Húsavík is the centre of whale watching in Iceland. There are several companies organising tours. We went on board with 'Gentle Giants' a reputable company as it turned out.
Gentle Giants claim to have a success rate of about 97%, meaning that it is as good as certain that you will actually see whales. We were not disappointed. We had really close encounters with huge Humpback Whales, blowing, fluking and even spy hopping! Common in the bay are also the Harbour Porpoise, the Minke Whale and the White-beaked Dolphin.
Gentle Giants organises from 1 (in low October season) up to 7 (in July and early August) tours daily. They have several boats each accomodating some 35 people I guess. There is a ticket office in the harbour, all very small scale as most things in Iceland. Reservation is not really needed.
The whale watching trip takes about 3 hours to complete. Costs are 3,800 ISK (about 46 Euros or US$ 63) for adults and kids under 15 are free of charge. On board there is an English speaking guide and they provide waterproof overalls, hats and gloves. They might come handy as it is very chilly there up north. Also included is hot chocolate with a 'kleina' (a twisted doughnut like pastry) on the way back. You need that!
A rather young museum founded in 1997 by the same people that started 'Gentle Giants' whale watching tours. It looks quite unattractive from the outside but the interior is very friendly and interesting indeed.
They have impressive whale skeletons, artefacts related to whale hunting and a video show. They also make efforts to give an impression of the enormous size of the creatures on one hand and their vulnerability on the other. Quite touching for example is the pile of 240 milk bottles to visualize the daily drinking amount of a baby whale.

***

> **PROBLEMS TO SOLVE**:
• A. In the Húsavík whale-watching text, how long does the Gentle Giants trip take?
• B. Extend the Húsavík whale-watching text, starting after its last sentence.

[Dataset excerpts]
***

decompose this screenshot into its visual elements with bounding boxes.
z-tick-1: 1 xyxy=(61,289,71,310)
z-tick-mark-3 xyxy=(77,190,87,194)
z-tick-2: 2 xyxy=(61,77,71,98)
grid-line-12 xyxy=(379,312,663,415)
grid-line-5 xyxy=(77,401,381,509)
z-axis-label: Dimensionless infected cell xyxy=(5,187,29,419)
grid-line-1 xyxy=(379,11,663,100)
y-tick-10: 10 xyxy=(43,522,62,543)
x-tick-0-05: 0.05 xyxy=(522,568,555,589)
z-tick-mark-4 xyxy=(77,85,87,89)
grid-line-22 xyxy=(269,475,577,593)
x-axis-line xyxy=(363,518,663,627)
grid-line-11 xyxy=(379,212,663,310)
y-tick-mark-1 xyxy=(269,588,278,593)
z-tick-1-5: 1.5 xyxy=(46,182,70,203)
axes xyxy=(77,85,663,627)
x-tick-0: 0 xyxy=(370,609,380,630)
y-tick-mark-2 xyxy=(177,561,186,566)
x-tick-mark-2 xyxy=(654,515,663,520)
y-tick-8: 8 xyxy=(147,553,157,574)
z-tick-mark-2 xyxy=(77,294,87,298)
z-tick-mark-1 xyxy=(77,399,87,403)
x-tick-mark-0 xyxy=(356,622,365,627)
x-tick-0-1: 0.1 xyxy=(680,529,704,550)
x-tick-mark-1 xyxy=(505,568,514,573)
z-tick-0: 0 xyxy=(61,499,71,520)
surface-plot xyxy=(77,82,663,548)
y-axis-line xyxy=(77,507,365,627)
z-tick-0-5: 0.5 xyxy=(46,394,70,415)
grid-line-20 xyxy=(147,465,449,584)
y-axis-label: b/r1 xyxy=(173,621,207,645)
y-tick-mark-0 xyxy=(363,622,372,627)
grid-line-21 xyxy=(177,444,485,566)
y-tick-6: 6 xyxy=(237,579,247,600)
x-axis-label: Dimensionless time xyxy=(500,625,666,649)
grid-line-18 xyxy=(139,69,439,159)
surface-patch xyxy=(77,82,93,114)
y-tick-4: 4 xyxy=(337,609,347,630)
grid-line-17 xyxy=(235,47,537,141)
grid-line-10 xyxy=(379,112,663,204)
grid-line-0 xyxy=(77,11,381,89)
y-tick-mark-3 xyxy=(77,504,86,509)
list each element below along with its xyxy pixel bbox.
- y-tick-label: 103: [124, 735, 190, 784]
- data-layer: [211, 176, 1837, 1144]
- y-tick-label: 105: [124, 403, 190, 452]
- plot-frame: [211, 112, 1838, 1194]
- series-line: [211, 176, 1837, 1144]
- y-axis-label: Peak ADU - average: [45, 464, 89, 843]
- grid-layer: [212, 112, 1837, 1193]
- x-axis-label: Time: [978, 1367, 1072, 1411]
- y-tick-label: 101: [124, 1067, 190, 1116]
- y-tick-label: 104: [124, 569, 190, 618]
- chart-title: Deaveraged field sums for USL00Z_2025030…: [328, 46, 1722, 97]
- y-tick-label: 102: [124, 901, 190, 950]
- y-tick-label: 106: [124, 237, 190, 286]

***

> **ANSWERS FOR THE TASKS**:
• A. About 3 hours.

• B.
There's also a cute gift shop.
Apart from whales, Husavik has another major 'attraction'; the p.e.n.i.s (VT censor doesn't allow the regular spelling) museum, a private enterprise. The Icelandic Phallological Museum (formerly located in Reykjavik) has collected phallic specimens of all land and sea mammals living in Iceland. It has now almost 200 items on display. Only the 'Homo Sapiens' is missing but several volunteers have written letters of donation.
In the summer season (end of May - early September) it is opened every afternoon from 12 to 6. Unfortunately (!?) we were at a whale watching trip so we didn't visit the museum itself so I can't comment on the content.
Ketilsbraut 22, Husavík, 640, Iceland
Good for: Solo
Kofinn isn't that special, but it gives you the true idea of being in Iceland. It's basically just a little service hut and a little terrace with a view over the harbour watching the whale watching boats return. They serve traditional 'pylsur' (Icelandic hotdogs, in all kind of varieties) and there is stockfish hanging out drying. Good coffee too. If weather permits, a great little place.